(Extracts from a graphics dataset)
______
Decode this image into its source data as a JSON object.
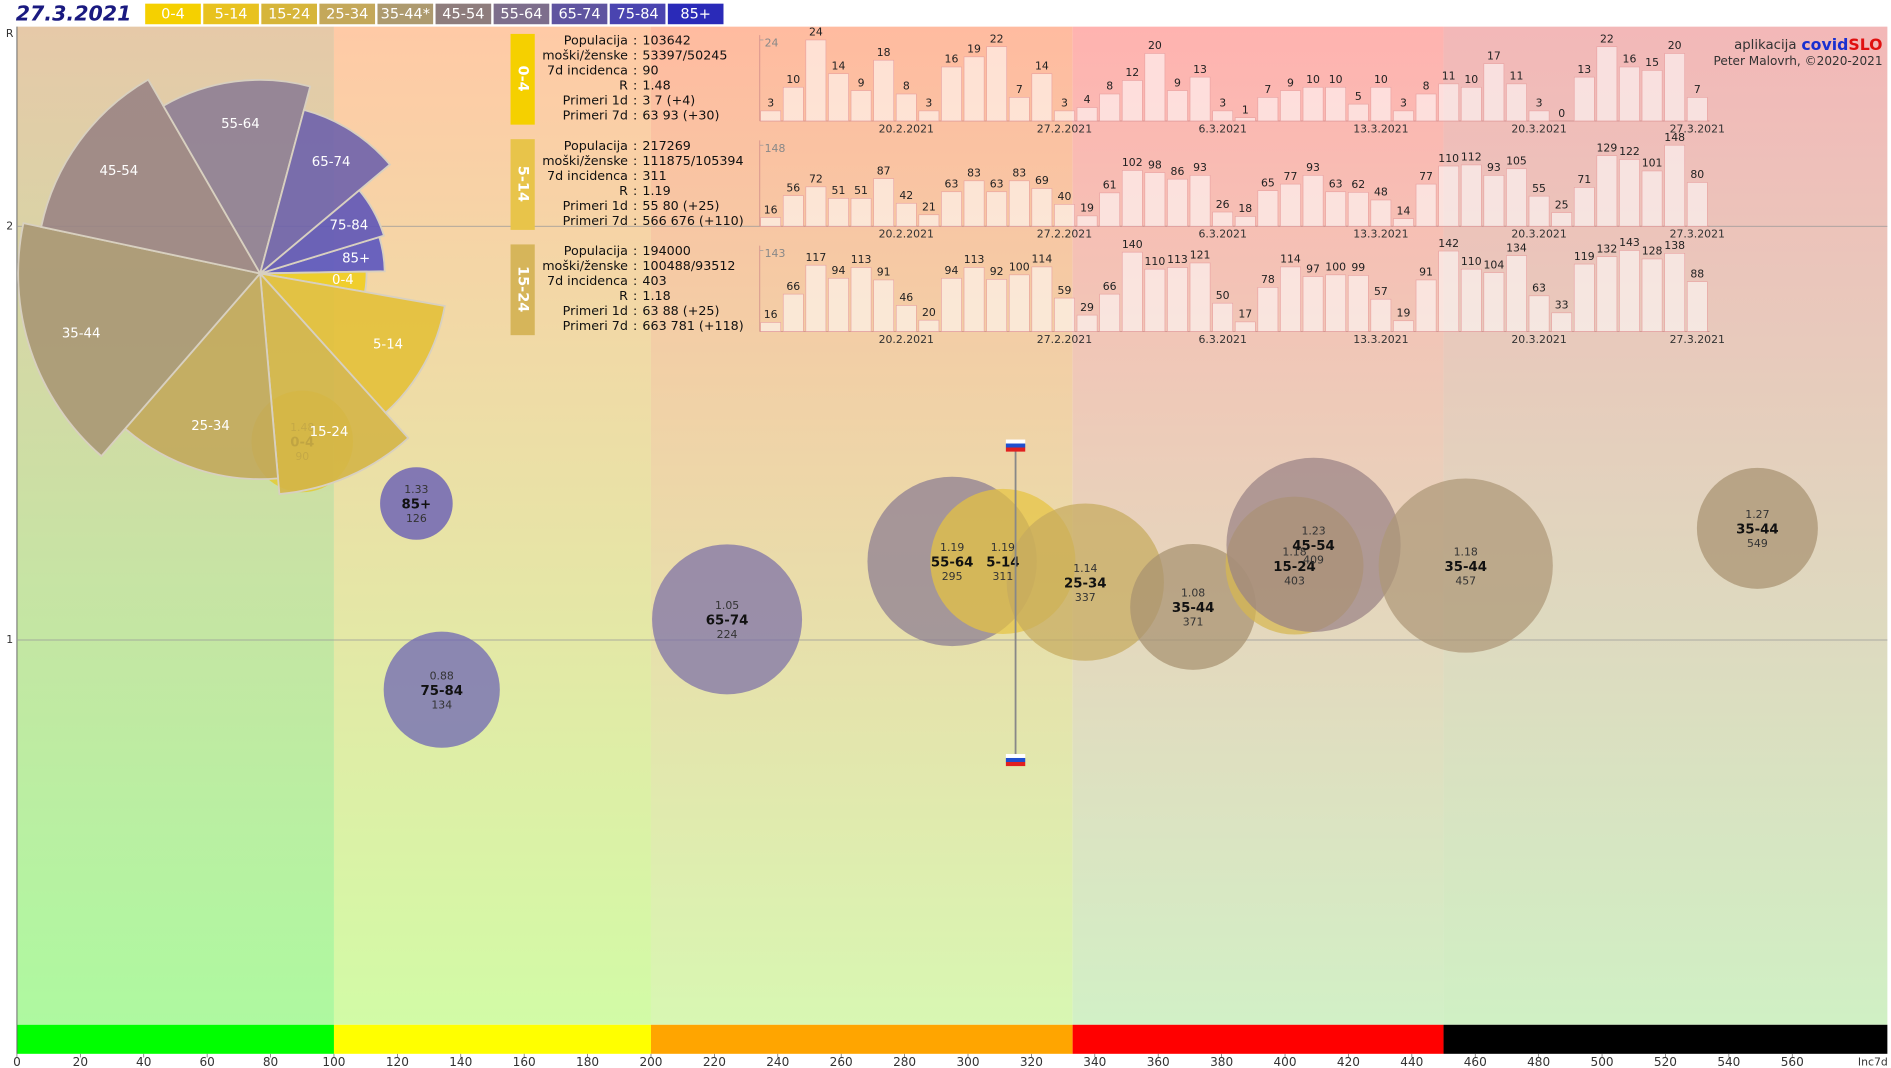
{
  "header": {
    "date": "27.3.2021",
    "legend": [
      {
        "label": "0-4",
        "color": "#f5d000"
      },
      {
        "label": "5-14",
        "color": "#e8c21f"
      },
      {
        "label": "15-24",
        "color": "#d6b53a"
      },
      {
        "label": "25-34",
        "color": "#c4a85a"
      },
      {
        "label": "35-44*",
        "color": "#ad9a6f"
      },
      {
        "label": "45-54",
        "color": "#8e7d7d"
      },
      {
        "label": "55-64",
        "color": "#7d6e8c"
      },
      {
        "label": "65-74",
        "color": "#5f54a0"
      },
      {
        "label": "75-84",
        "color": "#4a44b0"
      },
      {
        "label": "85+",
        "color": "#2a2ab8"
      }
    ],
    "credit_app": "aplikacija",
    "credit_brand_1": "covid",
    "credit_brand_2": "SLO",
    "credit_author": "Peter Malovrh, ©2020-2021"
  },
  "chart_data": [
    {
      "type": "bubble",
      "x_label": "Inc7d",
      "y_label": "R",
      "xlim": [
        0,
        590
      ],
      "ylim": [
        0,
        2.5
      ],
      "xticks": [
        0,
        20,
        40,
        60,
        80,
        100,
        120,
        140,
        160,
        180,
        200,
        220,
        240,
        260,
        280,
        300,
        320,
        340,
        360,
        380,
        400,
        420,
        440,
        460,
        480,
        500,
        520,
        540,
        560
      ],
      "yticks": [
        1,
        2
      ],
      "grid": true,
      "zones": [
        {
          "from": 0,
          "to": 100,
          "color": "#00ff00",
          "bg_top": "#e6c9a8",
          "bg_bottom": "#aef9a0"
        },
        {
          "from": 100,
          "to": 200,
          "color": "#ffff00",
          "bg_top": "#ffcaa6",
          "bg_bottom": "#d2fba6"
        },
        {
          "from": 200,
          "to": 333,
          "color": "#ffa500",
          "bg_top": "#ffbba0",
          "bg_bottom": "#d8f7b2"
        },
        {
          "from": 333,
          "to": 450,
          "color": "#ff0000",
          "bg_top": "#ffb3b0",
          "bg_bottom": "#d2f0c6"
        },
        {
          "from": 450,
          "to": 590,
          "color": "#000000",
          "bg_top": "#f3b8b8",
          "bg_bottom": "#d0f0c4"
        }
      ],
      "points": [
        {
          "name": "0-4",
          "r": 1.48,
          "x": 90,
          "size": 42,
          "color": "#e8c81f"
        },
        {
          "name": "85+",
          "r": 1.33,
          "x": 126,
          "size": 30,
          "color": "#5a4fb8"
        },
        {
          "name": "75-84",
          "r": 0.88,
          "x": 134,
          "size": 48,
          "color": "#6a61b5"
        },
        {
          "name": "65-74",
          "r": 1.05,
          "x": 224,
          "size": 62,
          "color": "#7c6fa8"
        },
        {
          "name": "55-64",
          "r": 1.19,
          "x": 295,
          "size": 70,
          "color": "#8b7b92"
        },
        {
          "name": "5-14",
          "r": 1.19,
          "x": 311,
          "size": 60,
          "color": "#e6c441"
        },
        {
          "name": "25-34",
          "r": 1.14,
          "x": 337,
          "size": 65,
          "color": "#c6aa5e"
        },
        {
          "name": "35-44",
          "r": 1.08,
          "x": 371,
          "size": 52,
          "color": "#a89170"
        },
        {
          "name": "15-24",
          "r": 1.18,
          "x": 403,
          "size": 57,
          "color": "#d6b751"
        },
        {
          "name": "45-54",
          "r": 1.23,
          "x": 409,
          "size": 72,
          "color": "#9a8285"
        },
        {
          "name": "35-44",
          "r": 1.18,
          "x": 457,
          "size": 72,
          "color": "#ad9777"
        },
        {
          "name": "35-44",
          "r": 1.27,
          "x": 549,
          "size": 50,
          "color": "#a89170"
        }
      ],
      "slovenia": {
        "x": 315,
        "high": 1.47,
        "low": 0.71
      }
    },
    {
      "type": "polar_area",
      "categories": [
        "85+",
        "0-4",
        "5-14",
        "15-24",
        "25-34",
        "35-44",
        "45-54",
        "55-64",
        "65-74",
        "75-84"
      ],
      "values": [
        103,
        88,
        155,
        183,
        170,
        200,
        185,
        160,
        140,
        107
      ],
      "angles": [
        16,
        11,
        38,
        37,
        46,
        61,
        48,
        45,
        35,
        23
      ],
      "start_angle": -17,
      "colors": [
        "#5b55c0",
        "#f0cd20",
        "#e3c03a",
        "#d4b548",
        "#c2a85c",
        "#a99774",
        "#9a8484",
        "#8e7e95",
        "#6e62ac",
        "#5e55b8"
      ]
    },
    {
      "type": "bar",
      "tag": "0-4",
      "tag_color": "#f5d000",
      "separator": ":",
      "info": [
        [
          "Populacija",
          103642
        ],
        [
          "moški/ženske",
          "53397/50245"
        ],
        [
          "7d incidenca",
          90
        ],
        [
          "R",
          1.48
        ],
        [
          "Primeri 1d",
          "3 7 (+4)"
        ],
        [
          "Primeri 7d",
          "63 93 (+30)"
        ]
      ],
      "categories": [
        null,
        null,
        null,
        null,
        null,
        null,
        "20.2.2021",
        null,
        null,
        null,
        null,
        null,
        null,
        "27.2.2021",
        null,
        null,
        null,
        null,
        null,
        null,
        "6.3.2021",
        null,
        null,
        null,
        null,
        null,
        null,
        "13.3.2021",
        null,
        null,
        null,
        null,
        null,
        null,
        "20.3.2021",
        null,
        null,
        null,
        null,
        null,
        null,
        "27.3.2021"
      ],
      "values": [
        3,
        10,
        24,
        14,
        9,
        18,
        8,
        3,
        16,
        19,
        22,
        7,
        14,
        3,
        4,
        8,
        12,
        20,
        9,
        13,
        3,
        1,
        7,
        9,
        10,
        10,
        5,
        10,
        3,
        8,
        11,
        10,
        17,
        11,
        3,
        0,
        13,
        22,
        16,
        15,
        20,
        7
      ],
      "ylim": [
        0,
        24
      ],
      "yticks": [
        24
      ],
      "color": "#ffffff"
    },
    {
      "type": "bar",
      "tag": "5-14",
      "tag_color": "#e8c44a",
      "separator": ":",
      "info": [
        [
          "Populacija",
          217269
        ],
        [
          "moški/ženske",
          "111875/105394"
        ],
        [
          "7d incidenca",
          311
        ],
        [
          "R",
          1.19
        ],
        [
          "Primeri 1d",
          "55 80 (+25)"
        ],
        [
          "Primeri 7d",
          "566 676 (+110)"
        ]
      ],
      "categories": [
        null,
        null,
        null,
        null,
        null,
        null,
        "20.2.2021",
        null,
        null,
        null,
        null,
        null,
        null,
        "27.2.2021",
        null,
        null,
        null,
        null,
        null,
        null,
        "6.3.2021",
        null,
        null,
        null,
        null,
        null,
        null,
        "13.3.2021",
        null,
        null,
        null,
        null,
        null,
        null,
        "20.3.2021",
        null,
        null,
        null,
        null,
        null,
        null,
        "27.3.2021"
      ],
      "values": [
        16,
        56,
        72,
        51,
        51,
        87,
        42,
        21,
        63,
        83,
        63,
        83,
        69,
        40,
        19,
        61,
        102,
        98,
        86,
        93,
        26,
        18,
        65,
        77,
        93,
        63,
        62,
        48,
        14,
        77,
        110,
        112,
        93,
        105,
        55,
        25,
        71,
        129,
        122,
        101,
        148,
        80
      ],
      "ylim": [
        0,
        148
      ],
      "yticks": [
        148
      ],
      "color": "#ffffff"
    },
    {
      "type": "bar",
      "tag": "15-24",
      "tag_color": "#d6b55a",
      "separator": ":",
      "info": [
        [
          "Populacija",
          194000
        ],
        [
          "moški/ženske",
          "100488/93512"
        ],
        [
          "7d incidenca",
          403
        ],
        [
          "R",
          1.18
        ],
        [
          "Primeri 1d",
          "63 88 (+25)"
        ],
        [
          "Primeri 7d",
          "663 781 (+118)"
        ]
      ],
      "categories": [
        null,
        null,
        null,
        null,
        null,
        null,
        "20.2.2021",
        null,
        null,
        null,
        null,
        null,
        null,
        "27.2.2021",
        null,
        null,
        null,
        null,
        null,
        null,
        "6.3.2021",
        null,
        null,
        null,
        null,
        null,
        null,
        "13.3.2021",
        null,
        null,
        null,
        null,
        null,
        null,
        "20.3.2021",
        null,
        null,
        null,
        null,
        null,
        null,
        "27.3.2021"
      ],
      "values": [
        16,
        66,
        117,
        94,
        113,
        91,
        46,
        20,
        94,
        113,
        92,
        100,
        114,
        59,
        29,
        66,
        140,
        110,
        113,
        121,
        50,
        17,
        78,
        114,
        97,
        100,
        99,
        57,
        19,
        91,
        142,
        110,
        104,
        134,
        63,
        33,
        119,
        132,
        143,
        128,
        138,
        88
      ],
      "ylim": [
        0,
        143
      ],
      "yticks": [
        143
      ],
      "color": "#ffffff"
    }
  ]
}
______
[Exercise aim]:
Copy every line of the material in which the word "name" occurs.

[Final result]:
          "name": "0-4",
          "name": "85+",
          "name": "75-84",
          "name": "65-74",
          "name": "55-64",
          "name": "5-14",
          "name": "25-34",
          "name": "35-44",
          "name": "15-24",
          "name": "45-54",
          "name": "35-44",
          "name": "35-44",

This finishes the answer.